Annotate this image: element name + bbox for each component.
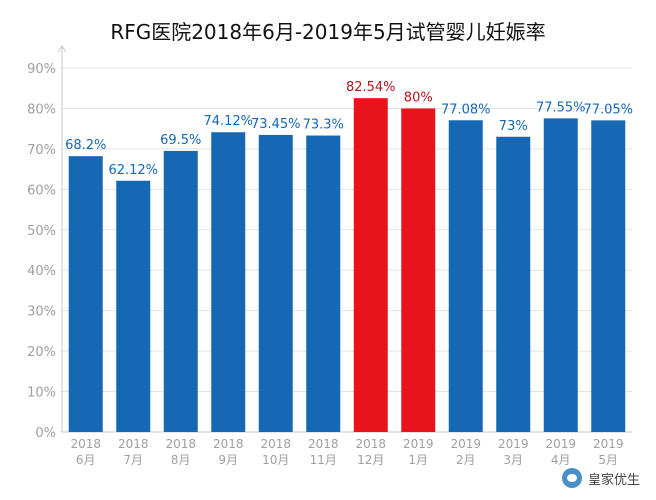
x-tick-label-year: 2018 [355, 437, 386, 451]
wechat-icon [561, 468, 582, 488]
x-tick-label-month: 7月 [123, 453, 143, 467]
x-tick-label-month: 12月 [357, 453, 384, 467]
bar [306, 135, 341, 432]
watermark: 皇家优生 [561, 468, 640, 488]
x-tick-label-year: 2019 [403, 437, 434, 451]
x-tick-label-year: 2018 [213, 437, 244, 451]
x-tick-label-month: 5月 [598, 453, 618, 467]
bar [68, 156, 103, 432]
data-label: 62.12% [108, 163, 158, 178]
x-tick-label-month: 2月 [456, 453, 476, 467]
bar [543, 118, 578, 432]
y-tick-label: 20% [27, 345, 56, 360]
bar [401, 108, 436, 432]
y-axis-arrow [57, 45, 67, 53]
x-tick-label-month: 10月 [262, 453, 289, 467]
bar [448, 120, 483, 433]
x-tick-label-year: 2018 [118, 437, 149, 451]
data-label: 77.55% [536, 100, 586, 115]
data-label: 73.3% [303, 118, 344, 133]
x-tick-label-year: 2019 [545, 437, 576, 451]
data-label: 73% [499, 119, 528, 134]
data-label: 80% [404, 90, 433, 105]
chart-title: RFG医院2018年6月-2019年5月试管婴儿妊娠率 [110, 20, 546, 44]
y-tick-label: 10% [27, 386, 56, 401]
y-tick-label: 50% [27, 224, 56, 239]
x-tick-label-month: 4月 [551, 453, 571, 467]
x-tick-label-year: 2018 [260, 437, 291, 451]
data-label: 77.05% [583, 102, 633, 117]
x-tick-label-year: 2018 [165, 437, 196, 451]
bar [163, 150, 198, 432]
y-tick-label: 90% [27, 62, 56, 77]
watermark-text: 皇家优生 [587, 472, 640, 488]
x-tick-label-month: 1月 [408, 453, 428, 467]
bar [353, 98, 388, 432]
y-tick-label: 40% [27, 264, 56, 279]
x-tick-label-month: 6月 [76, 453, 96, 467]
bar [116, 180, 151, 432]
x-tick-label-year: 2019 [498, 437, 529, 451]
x-tick-label-year: 2018 [70, 437, 101, 451]
data-label: 77.08% [441, 102, 491, 117]
data-label: 68.2% [65, 138, 106, 153]
x-tick-label-month: 11月 [310, 453, 337, 467]
data-label: 82.54% [346, 80, 396, 95]
y-tick-label: 0% [35, 426, 56, 441]
x-tick-label-month: 3月 [503, 453, 523, 467]
y-tick-label: 70% [27, 143, 56, 158]
x-tick-label-month: 9月 [218, 453, 238, 467]
bar [591, 120, 626, 433]
data-label: 73.45% [251, 117, 301, 132]
bar [258, 134, 293, 433]
y-tick-label: 60% [27, 183, 56, 198]
data-label: 69.5% [160, 133, 201, 148]
y-tick-label: 30% [27, 305, 56, 320]
bar [211, 132, 246, 433]
x-tick-label-year: 2018 [308, 437, 339, 451]
x-tick-label-year: 2019 [593, 437, 624, 451]
data-label: 74.12% [203, 114, 253, 129]
bar [496, 136, 531, 432]
y-tick-label: 80% [27, 102, 56, 117]
x-tick-label-month: 8月 [171, 453, 191, 467]
x-tick-label-year: 2019 [450, 437, 481, 451]
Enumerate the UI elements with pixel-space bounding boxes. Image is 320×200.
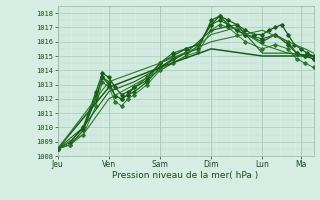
X-axis label: Pression niveau de la mer( hPa ): Pression niveau de la mer( hPa ): [112, 171, 259, 180]
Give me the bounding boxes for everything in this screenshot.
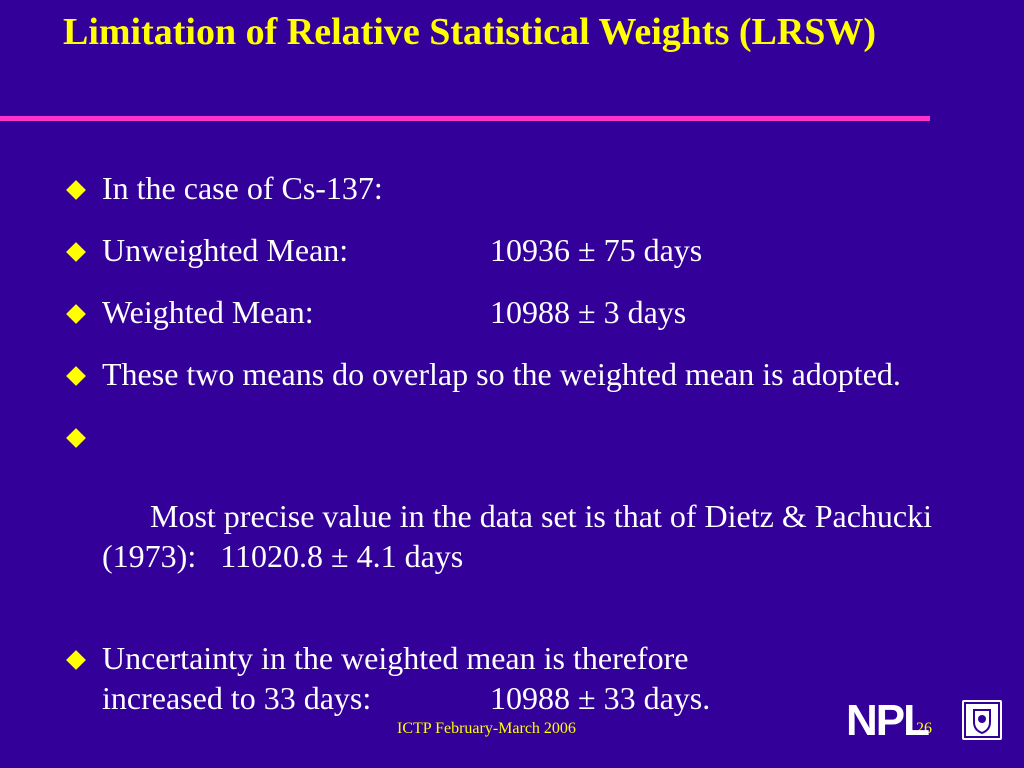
bullet-text: In the case of Cs-137: xyxy=(102,170,383,206)
diamond-bullet-icon xyxy=(66,366,86,386)
diamond-bullet-icon xyxy=(66,650,86,670)
bullet-text: Most precise value in the data set is th… xyxy=(102,498,940,574)
bullet-value: 10988 ± 33 days. xyxy=(490,680,711,716)
crest-icon xyxy=(962,700,1002,740)
bullet-label: Unweighted Mean: xyxy=(102,232,349,268)
diamond-bullet-icon xyxy=(66,304,86,324)
bullet-item: These two means do overlap so the weight… xyxy=(65,354,965,394)
bullet-item: Uncertainty in the weighted mean is ther… xyxy=(65,638,965,718)
bullet-item: Most precise value in the data set is th… xyxy=(65,416,965,616)
footer-text: ICTP February-March 2006 xyxy=(397,720,576,737)
bullet-value: 10936 ± 75 days xyxy=(490,232,703,268)
bullet-label: Weighted Mean: xyxy=(102,294,314,330)
npl-logo: NPL xyxy=(846,696,930,745)
diamond-bullet-icon xyxy=(66,428,86,448)
bullet-item: Unweighted Mean: 10936 ± 75 days xyxy=(65,230,965,270)
title-divider xyxy=(0,116,930,121)
diamond-bullet-icon xyxy=(66,242,86,262)
page-number: 26 xyxy=(916,720,932,737)
bullet-text: These two means do overlap so the weight… xyxy=(102,356,901,392)
bullet-list: In the case of Cs-137: Unweighted Mean: 1… xyxy=(65,168,965,740)
bullet-label: increased to 33 days: xyxy=(102,680,372,716)
bullet-item: In the case of Cs-137: xyxy=(65,168,965,208)
diamond-bullet-icon xyxy=(66,180,86,200)
bullet-text: Uncertainty in the weighted mean is ther… xyxy=(102,640,689,676)
bullet-item: Weighted Mean: 10988 ± 3 days xyxy=(65,292,965,332)
slide-title: Limitation of Relative Statistical Weigh… xyxy=(63,11,877,53)
bullet-value: 10988 ± 3 days xyxy=(490,294,687,330)
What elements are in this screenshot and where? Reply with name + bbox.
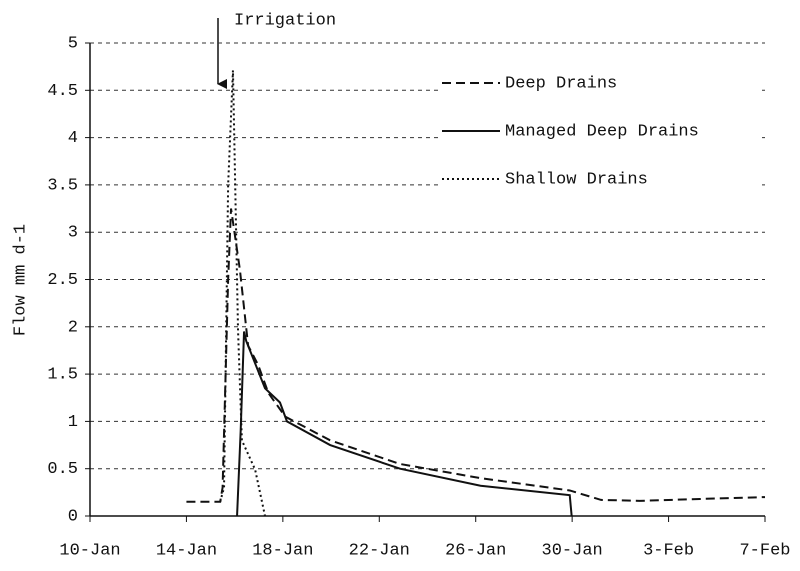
series-line [219,70,266,517]
legend-label: Managed Deep Drains [505,122,699,141]
y-tick-label: 4.5 [47,82,78,101]
y-tick-label: 5 [68,34,78,53]
series-line [236,331,573,517]
x-tick-label: 30-Jan [542,541,603,560]
x-tick-label: 22-Jan [349,541,410,560]
y-tick-label: 1 [68,413,78,432]
y-tick-label: 3 [68,224,78,243]
x-tick-label: 3-Feb [643,541,694,560]
y-tick-label: 1.5 [47,366,78,385]
y-tick-label: 2.5 [47,271,78,290]
legend-label: Shallow Drains [505,170,648,189]
x-tick-label: 18-Jan [252,541,313,560]
series-line [186,208,766,503]
y-tick-label: 2 [68,318,78,337]
y-tick-label: 3.5 [47,176,78,195]
legend-bg [438,165,758,193]
y-tick-label: 4 [68,129,78,148]
annotation: Irrigation [234,11,336,30]
x-tick-label: 7-Feb [739,541,790,560]
x-tick-label: 14-Jan [156,541,217,560]
x-tick-label: 10-Jan [59,541,120,560]
y-tick-label: 0 [68,507,78,526]
y-axis-label: Flow mm d-1 [11,224,30,336]
y-tick-label: 0.5 [47,460,78,479]
x-tick-label: 26-Jan [445,541,506,560]
legend-label: Deep Drains [505,74,617,93]
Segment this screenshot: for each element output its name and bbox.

◆ Do this ◆
Copy every row above word for word, leaving out the pictures.

◆ The result ◆
Annotate this image: element name + bbox for each component.
x-tick-label-year: 2018 [355, 437, 386, 451]
wechat-icon [561, 468, 582, 488]
x-tick-label-month: 7月 [123, 453, 143, 467]
x-tick-label-month: 12月 [357, 453, 384, 467]
bar [306, 135, 341, 432]
watermark: 皇家优生 [561, 468, 640, 488]
x-tick-label-year: 2019 [403, 437, 434, 451]
x-tick-label-year: 2018 [213, 437, 244, 451]
x-tick-label-month: 5月 [598, 453, 618, 467]
bar [68, 156, 103, 432]
data-label: 62.12% [108, 163, 158, 178]
x-tick-label-month: 2月 [456, 453, 476, 467]
bar [543, 118, 578, 432]
y-tick-label: 20% [27, 345, 56, 360]
bar [401, 108, 436, 432]
y-axis-arrow [57, 45, 67, 53]
x-tick-label-month: 10月 [262, 453, 289, 467]
bar [448, 120, 483, 433]
x-tick-label-year: 2018 [118, 437, 149, 451]
data-label: 77.55% [536, 100, 586, 115]
data-label: 73.3% [303, 118, 344, 133]
x-tick-label-year: 2019 [545, 437, 576, 451]
data-label: 73% [499, 119, 528, 134]
data-label: 80% [404, 90, 433, 105]
chart-title: RFG医院2018年6月-2019年5月试管婴儿妊娠率 [110, 20, 546, 44]
y-tick-label: 10% [27, 386, 56, 401]
y-tick-label: 50% [27, 224, 56, 239]
x-tick-label-month: 4月 [551, 453, 571, 467]
x-tick-label-year: 2018 [260, 437, 291, 451]
data-label: 77.05% [583, 102, 633, 117]
x-tick-label-year: 2018 [165, 437, 196, 451]
bar [163, 150, 198, 432]
y-tick-label: 90% [27, 62, 56, 77]
watermark-text: 皇家优生 [587, 472, 640, 488]
x-tick-label-month: 1月 [408, 453, 428, 467]
bar [353, 98, 388, 432]
y-tick-label: 40% [27, 264, 56, 279]
x-tick-label-month: 6月 [76, 453, 96, 467]
bar [116, 180, 151, 432]
x-tick-label-year: 2019 [498, 437, 529, 451]
x-tick-label-year: 2018 [70, 437, 101, 451]
data-label: 77.08% [441, 102, 491, 117]
data-label: 68.2% [65, 138, 106, 153]
x-tick-label-month: 11月 [310, 453, 337, 467]
data-label: 82.54% [346, 80, 396, 95]
y-tick-label: 0% [35, 426, 56, 441]
x-tick-label-month: 3月 [503, 453, 523, 467]
y-tick-label: 70% [27, 143, 56, 158]
x-tick-label-month: 9月 [218, 453, 238, 467]
bar [591, 120, 626, 433]
data-label: 73.45% [251, 117, 301, 132]
bar [258, 134, 293, 433]
y-tick-label: 60% [27, 183, 56, 198]
data-label: 69.5% [160, 133, 201, 148]
y-tick-label: 30% [27, 305, 56, 320]
bar [211, 132, 246, 433]
x-tick-label-year: 2018 [308, 437, 339, 451]
x-tick-label-year: 2019 [593, 437, 624, 451]
data-label: 74.12% [203, 114, 253, 129]
bar [496, 136, 531, 432]
y-tick-label: 80% [27, 102, 56, 117]
x-tick-label-month: 8月 [171, 453, 191, 467]
x-tick-label-year: 2019 [450, 437, 481, 451]
Enumerate the UI elements with pixel-space bounding boxes. Image is 320×200.
X-axis label: Pression niveau de la mer( hPa ): Pression niveau de la mer( hPa ): [112, 171, 259, 180]
Give me the bounding boxes for everything in this screenshot.
bullet-text: In the case of Cs-137: xyxy=(102,170,383,206)
diamond-bullet-icon xyxy=(66,366,86,386)
diamond-bullet-icon xyxy=(66,650,86,670)
bullet-text: Most precise value in the data set is th… xyxy=(102,498,940,574)
bullet-value: 10988 ± 33 days. xyxy=(490,680,711,716)
crest-icon xyxy=(962,700,1002,740)
bullet-label: Unweighted Mean: xyxy=(102,232,349,268)
diamond-bullet-icon xyxy=(66,304,86,324)
bullet-item: These two means do overlap so the weight… xyxy=(65,354,965,394)
bullet-item: Uncertainty in the weighted mean is ther… xyxy=(65,638,965,718)
bullet-item: Most precise value in the data set is th… xyxy=(65,416,965,616)
footer-text: ICTP February-March 2006 xyxy=(397,720,576,737)
bullet-value: 10936 ± 75 days xyxy=(490,232,703,268)
bullet-label: Weighted Mean: xyxy=(102,294,314,330)
npl-logo: NPL xyxy=(846,696,930,745)
diamond-bullet-icon xyxy=(66,428,86,448)
bullet-item: Unweighted Mean: 10936 ± 75 days xyxy=(65,230,965,270)
title-divider xyxy=(0,116,930,121)
diamond-bullet-icon xyxy=(66,242,86,262)
page-number: 26 xyxy=(916,720,932,737)
bullet-text: These two means do overlap so the weight… xyxy=(102,356,901,392)
bullet-list: In the case of Cs-137: Unweighted Mean: 1… xyxy=(65,168,965,740)
bullet-label: increased to 33 days: xyxy=(102,680,372,716)
bullet-item: In the case of Cs-137: xyxy=(65,168,965,208)
diamond-bullet-icon xyxy=(66,180,86,200)
bullet-text: Uncertainty in the weighted mean is ther… xyxy=(102,640,689,676)
bullet-item: Weighted Mean: 10988 ± 3 days xyxy=(65,292,965,332)
slide-title: Limitation of Relative Statistical Weigh… xyxy=(63,11,877,53)
bullet-value: 10988 ± 3 days xyxy=(490,294,687,330)
What elements are in this screenshot and where? Reply with name + bbox.
series-line [219,70,266,517]
legend-label: Managed Deep Drains [505,122,699,141]
y-tick-label: 4.5 [47,82,78,101]
y-tick-label: 5 [68,34,78,53]
series-line [236,331,573,517]
x-tick-label: 30-Jan [542,541,603,560]
x-tick-label: 22-Jan [349,541,410,560]
y-tick-label: 1 [68,413,78,432]
y-tick-label: 3 [68,224,78,243]
x-tick-label: 3-Feb [643,541,694,560]
y-tick-label: 1.5 [47,366,78,385]
y-tick-label: 2.5 [47,271,78,290]
legend-label: Shallow Drains [505,170,648,189]
x-tick-label: 18-Jan [252,541,313,560]
series-line [186,208,766,503]
y-tick-label: 2 [68,318,78,337]
y-tick-label: 3.5 [47,176,78,195]
legend-bg [438,165,758,193]
y-tick-label: 4 [68,129,78,148]
annotation: Irrigation [234,11,336,30]
x-tick-label: 7-Feb [739,541,790,560]
x-tick-label: 14-Jan [156,541,217,560]
x-tick-label: 10-Jan [59,541,120,560]
y-tick-label: 0 [68,507,78,526]
y-axis-label: Flow mm d-1 [11,224,30,336]
y-tick-label: 0.5 [47,460,78,479]
x-tick-label: 26-Jan [445,541,506,560]
legend-label: Deep Drains [505,74,617,93]
Segment this screenshot: for each element output its name and bbox.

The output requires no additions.